What the task asks: Copy out everything from the line containing "List each element" down to the line containing "Text: NE 555: NE 555: [243, 141, 283, 151]", leaving out the picture.

Record list:
________________
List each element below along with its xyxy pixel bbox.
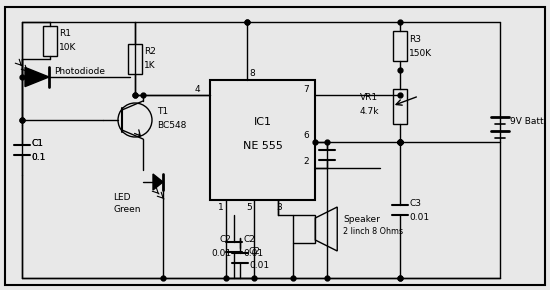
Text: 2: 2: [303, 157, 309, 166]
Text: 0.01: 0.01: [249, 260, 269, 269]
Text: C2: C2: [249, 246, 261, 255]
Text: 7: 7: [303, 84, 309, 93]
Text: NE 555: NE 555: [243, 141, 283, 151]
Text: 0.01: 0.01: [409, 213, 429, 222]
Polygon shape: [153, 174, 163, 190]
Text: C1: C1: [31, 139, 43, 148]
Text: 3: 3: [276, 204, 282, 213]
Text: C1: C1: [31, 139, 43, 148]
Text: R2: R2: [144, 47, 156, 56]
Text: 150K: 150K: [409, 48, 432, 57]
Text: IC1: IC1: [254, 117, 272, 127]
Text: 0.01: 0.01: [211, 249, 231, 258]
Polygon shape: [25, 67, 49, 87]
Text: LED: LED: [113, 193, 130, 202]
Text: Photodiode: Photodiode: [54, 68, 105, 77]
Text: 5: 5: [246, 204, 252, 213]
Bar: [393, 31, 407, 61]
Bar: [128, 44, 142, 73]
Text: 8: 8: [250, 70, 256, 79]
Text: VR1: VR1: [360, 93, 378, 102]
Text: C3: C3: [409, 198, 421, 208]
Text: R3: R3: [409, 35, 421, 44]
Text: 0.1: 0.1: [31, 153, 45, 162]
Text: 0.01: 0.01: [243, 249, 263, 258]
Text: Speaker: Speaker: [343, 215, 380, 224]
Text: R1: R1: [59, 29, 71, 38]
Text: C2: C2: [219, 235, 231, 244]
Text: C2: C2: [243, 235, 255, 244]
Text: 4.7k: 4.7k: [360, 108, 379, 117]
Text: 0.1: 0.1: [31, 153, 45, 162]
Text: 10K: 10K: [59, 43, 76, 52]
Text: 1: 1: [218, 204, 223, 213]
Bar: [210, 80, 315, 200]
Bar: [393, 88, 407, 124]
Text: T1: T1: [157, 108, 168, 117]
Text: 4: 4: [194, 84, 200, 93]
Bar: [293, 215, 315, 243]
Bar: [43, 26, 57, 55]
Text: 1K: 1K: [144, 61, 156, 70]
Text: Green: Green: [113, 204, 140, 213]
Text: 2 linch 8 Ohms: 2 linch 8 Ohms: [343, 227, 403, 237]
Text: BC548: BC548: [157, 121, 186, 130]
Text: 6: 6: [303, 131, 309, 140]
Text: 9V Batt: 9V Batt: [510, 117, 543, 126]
________________
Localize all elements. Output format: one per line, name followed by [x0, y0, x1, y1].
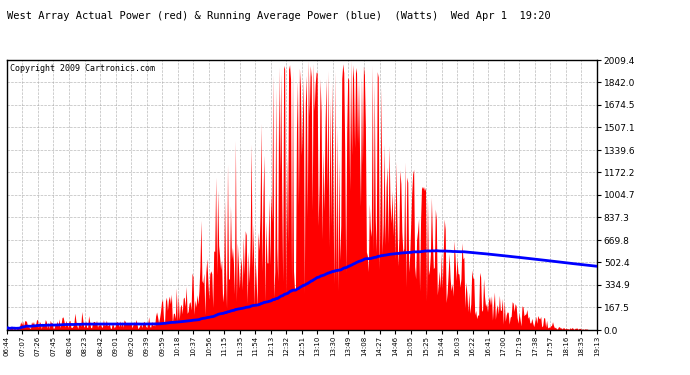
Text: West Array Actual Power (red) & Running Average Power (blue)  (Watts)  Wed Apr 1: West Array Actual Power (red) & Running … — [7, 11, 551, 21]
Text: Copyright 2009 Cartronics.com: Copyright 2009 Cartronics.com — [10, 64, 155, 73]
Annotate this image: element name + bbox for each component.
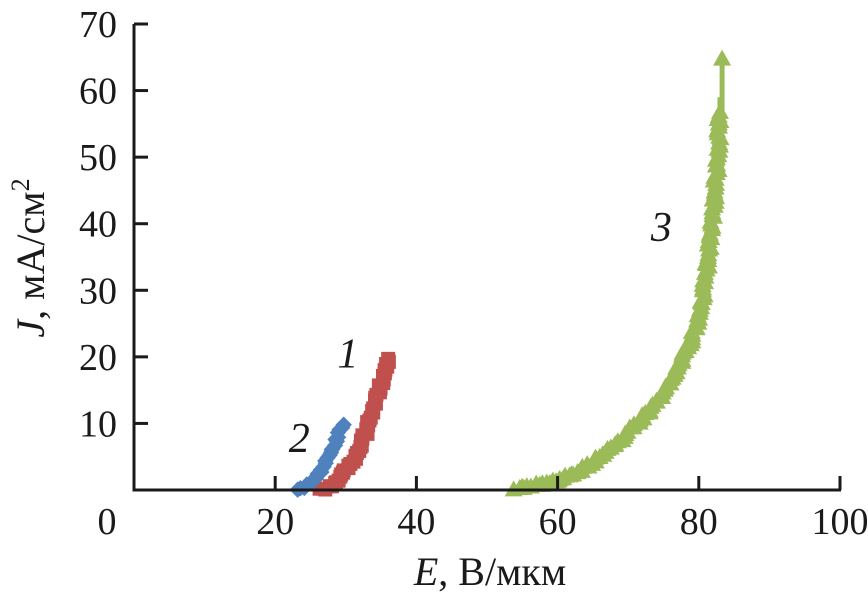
________________
Written answer:
List each element below along with its xyxy pixel bbox.
Text: 2: 2: [303, 157, 309, 166]
Text: 0.01: 0.01: [249, 260, 269, 269]
Text: C2: C2: [249, 246, 261, 255]
Text: 7: 7: [303, 84, 309, 93]
Text: NE 555: NE 555: [243, 141, 283, 151]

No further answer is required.